Brief:
Output every entry exactly as written, skipping any pictures.

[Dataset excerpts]
◇ ◇ ◇ ◇ ◇ ◇ ◇

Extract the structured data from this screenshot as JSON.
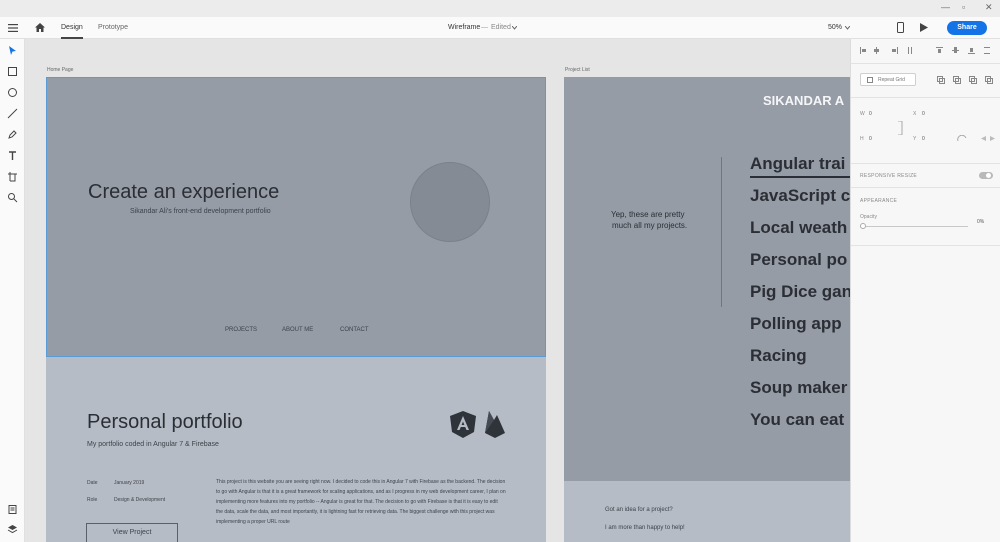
{
  "window": {
    "controls": [
      "—",
      "▫",
      "✕"
    ]
  },
  "toolbar": {
    "tabs": [
      {
        "label": "Design"
      },
      {
        "label": "Prototype"
      }
    ],
    "doc_title": "Wireframe",
    "doc_status": "Edited",
    "zoom": "50%",
    "share_label": "Share"
  },
  "artboards": {
    "home": {
      "name": "Home Page",
      "hero_title": "Create an experience",
      "hero_subtitle": "Sikandar Ali's front-end development portfolio",
      "nav": [
        "PROJECTS",
        "ABOUT ME",
        "CONTACT"
      ],
      "portfolio_title": "Personal portfolio",
      "portfolio_subtitle": "My portfolio coded in Angular 7 & Firebase",
      "date_label": "Date",
      "date_value": "January 2019",
      "role_label": "Role",
      "role_value": "Design & Development",
      "description": "This project is this website you are seeing right now. I decided to code this in Angular 7 with Firebase as the backend. The decision to go with Angular is that it is a great framework for scaling applications, and as I progress in my web development career, I plan on implementing more features into my portfolio -- Angular is great for that. The decision to go with Firebase is that it is easy to edit the data, scale the data, and most importantly, it is lightning fast for retrieving data. The biggest challenge with this project was implementing a proper URL route",
      "view_button": "View Project"
    },
    "projects": {
      "name": "Project List",
      "brand": "SIKANDAR A",
      "intro_line1": "Yep, these are pretty",
      "intro_line2": "much all my projects.",
      "items": [
        "Angular trai",
        "JavaScript c",
        "Local weath",
        "Personal po",
        "Pig Dice gan",
        "Polling app",
        "Racing",
        "Soup maker",
        "You can eat"
      ],
      "footer_line1": "Got an idea for a project?",
      "footer_line2": "I am more than happy to help!"
    }
  },
  "inspector": {
    "repeat_grid": "Repeat Grid",
    "w_label": "W",
    "w_value": "0",
    "x_label": "X",
    "x_value": "0",
    "h_label": "H",
    "h_value": "0",
    "y_label": "Y",
    "y_value": "0",
    "responsive_resize": "RESPONSIVE RESIZE",
    "appearance": "APPEARANCE",
    "opacity_label": "Opacity",
    "opacity_value": "0%"
  },
  "colors": {
    "accent": "#1473e6",
    "hero_bg": "#959ca6",
    "section_bg": "#b6bcc5",
    "selection": "#5b9bd5"
  }
}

◇ ◇ ◇ ◇ ◇ ◇ ◇

Result of this task:
Extract the structured data from this screenshot as JSON.
{
  "window": {
    "controls": [
      "—",
      "▫",
      "✕"
    ]
  },
  "toolbar": {
    "tabs": [
      {
        "label": "Design"
      },
      {
        "label": "Prototype"
      }
    ],
    "doc_title": "Wireframe",
    "doc_status": "Edited",
    "zoom": "50%",
    "share_label": "Share"
  },
  "artboards": {
    "home": {
      "name": "Home Page",
      "hero_title": "Create an experience",
      "hero_subtitle": "Sikandar Ali's front-end development portfolio",
      "nav": [
        "PROJECTS",
        "ABOUT ME",
        "CONTACT"
      ],
      "portfolio_title": "Personal portfolio",
      "portfolio_subtitle": "My portfolio coded in Angular 7 & Firebase",
      "date_label": "Date",
      "date_value": "January 2019",
      "role_label": "Role",
      "role_value": "Design & Development",
      "description": "This project is this website you are seeing right now. I decided to code this in Angular 7 with Firebase as the backend. The decision to go with Angular is that it is a great framework for scaling applications, and as I progress in my web development career, I plan on implementing more features into my portfolio -- Angular is great for that. The decision to go with Firebase is that it is easy to edit the data, scale the data, and most importantly, it is lightning fast for retrieving data. The biggest challenge with this project was implementing a proper URL route",
      "view_button": "View Project"
    },
    "projects": {
      "name": "Project List",
      "brand": "SIKANDAR A",
      "intro_line1": "Yep, these are pretty",
      "intro_line2": "much all my projects.",
      "items": [
        "Angular trai",
        "JavaScript c",
        "Local weath",
        "Personal po",
        "Pig Dice gan",
        "Polling app",
        "Racing",
        "Soup maker",
        "You can eat"
      ],
      "footer_line1": "Got an idea for a project?",
      "footer_line2": "I am more than happy to help!"
    }
  },
  "inspector": {
    "repeat_grid": "Repeat Grid",
    "w_label": "W",
    "w_value": "0",
    "x_label": "X",
    "x_value": "0",
    "h_label": "H",
    "h_value": "0",
    "y_label": "Y",
    "y_value": "0",
    "responsive_resize": "RESPONSIVE RESIZE",
    "appearance": "APPEARANCE",
    "opacity_label": "Opacity",
    "opacity_value": "0%"
  },
  "colors": {
    "accent": "#1473e6",
    "hero_bg": "#959ca6",
    "section_bg": "#b6bcc5",
    "selection": "#5b9bd5"
  }
}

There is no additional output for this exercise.